What you have to do: Locate each line of the material that contains "Local", then return it.

-.-.-

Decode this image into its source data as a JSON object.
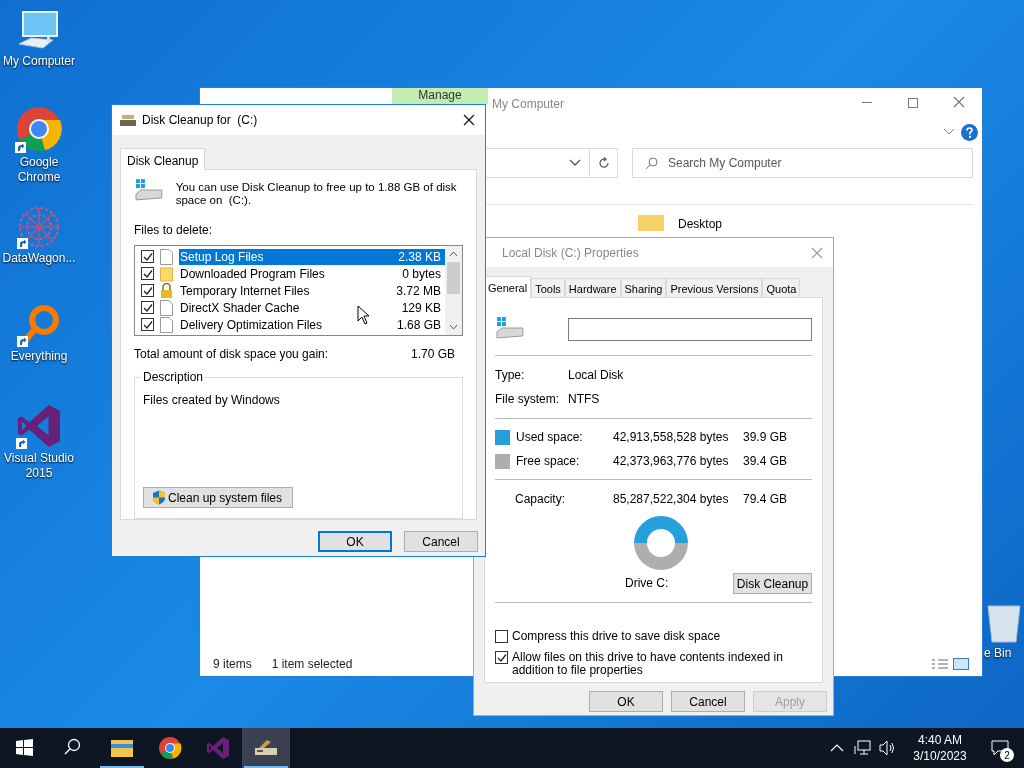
{
  "desktop_icons": [
    {
      "label": "My Computer",
      "kind": "computer",
      "shortcut": false
    },
    {
      "label": "Google Chrome",
      "kind": "chrome",
      "shortcut": true
    },
    {
      "label": "DataWagon...",
      "kind": "mesh",
      "shortcut": true
    },
    {
      "label": "Everything",
      "kind": "magnifier",
      "shortcut": true
    },
    {
      "label": "Visual Studio 2015",
      "kind": "vs",
      "shortcut": true
    }
  ],
  "recycle_bin": {
    "label": "e Bin"
  },
  "explorer": {
    "ribbon_tab": "Manage",
    "title": "My Computer",
    "search": {
      "placeholder": "Search My Computer"
    },
    "items": [
      {
        "label": "Desktop"
      }
    ],
    "status": [
      "9 items",
      "1 item selected"
    ]
  },
  "properties": {
    "title": "Local Disk (C:) Properties",
    "tabs": [
      {
        "label": "General",
        "selected": true
      },
      {
        "label": "Tools",
        "selected": false
      },
      {
        "label": "Hardware",
        "selected": false
      },
      {
        "label": "Sharing",
        "selected": false
      },
      {
        "label": "Previous Versions",
        "selected": false
      },
      {
        "label": "Quota",
        "selected": false
      }
    ],
    "info": [
      {
        "label": "Type:",
        "value": "Local Disk"
      },
      {
        "label": "File system:",
        "value": "NTFS"
      }
    ],
    "space": [
      {
        "label": "Used space:",
        "bytes": "42,913,558,528 bytes",
        "size": "39.9 GB",
        "color": "#26a0da"
      },
      {
        "label": "Free space:",
        "bytes": "42,373,963,776 bytes",
        "size": "39.4 GB",
        "color": "#aeaeae"
      }
    ],
    "capacity": {
      "label": "Capacity:",
      "bytes": "85,287,522,304 bytes",
      "size": "79.4 GB"
    },
    "drive_label": "Drive C:",
    "cleanup_button": "Disk Cleanup",
    "options": [
      {
        "label": "Compress this drive to save disk space",
        "checked": false
      },
      {
        "label": "Allow files on this drive to have contents indexed in addition to file properties",
        "checked": true
      }
    ],
    "buttons": [
      {
        "label": "OK",
        "disabled": false
      },
      {
        "label": "Cancel",
        "disabled": false
      },
      {
        "label": "Apply",
        "disabled": true
      }
    ]
  },
  "disk_cleanup": {
    "title": "Disk Cleanup for  (C:)",
    "tab": "Disk Cleanup",
    "intro": "You can use Disk Cleanup to free up to 1.88 GB of disk space on  (C:).",
    "files_label": "Files to delete:",
    "files": [
      {
        "name": "Setup Log Files",
        "size": "2.38 KB",
        "checked": true,
        "selected": true,
        "kind": "page"
      },
      {
        "name": "Downloaded Program Files",
        "size": "0 bytes",
        "checked": true,
        "selected": false,
        "kind": "folder"
      },
      {
        "name": "Temporary Internet Files",
        "size": "3.72 MB",
        "checked": true,
        "selected": false,
        "kind": "lock"
      },
      {
        "name": "DirectX Shader Cache",
        "size": "129 KB",
        "checked": true,
        "selected": false,
        "kind": "page"
      },
      {
        "name": "Delivery Optimization Files",
        "size": "1.68 GB",
        "checked": true,
        "selected": false,
        "kind": "page"
      }
    ],
    "total_label": "Total amount of disk space you gain:",
    "total": "1.70 GB",
    "description_label": "Description",
    "description": "Files created by Windows",
    "system_button": "Clean up system files",
    "buttons": [
      {
        "label": "OK",
        "default": true
      },
      {
        "label": "Cancel",
        "default": false
      }
    ]
  },
  "taskbar": {
    "apps": [
      {
        "kind": "folder",
        "running": true,
        "selected": false
      },
      {
        "kind": "chrome",
        "running": false,
        "selected": false
      },
      {
        "kind": "vs",
        "running": false,
        "selected": false
      },
      {
        "kind": "cleanup",
        "running": true,
        "selected": true
      }
    ],
    "time": "4:40 AM",
    "date": "3/10/2023",
    "notifications": "2"
  }
}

-.-.-

Answer in full:
    "title": "Local Disk (C:) Properties",
        "value": "Local Disk"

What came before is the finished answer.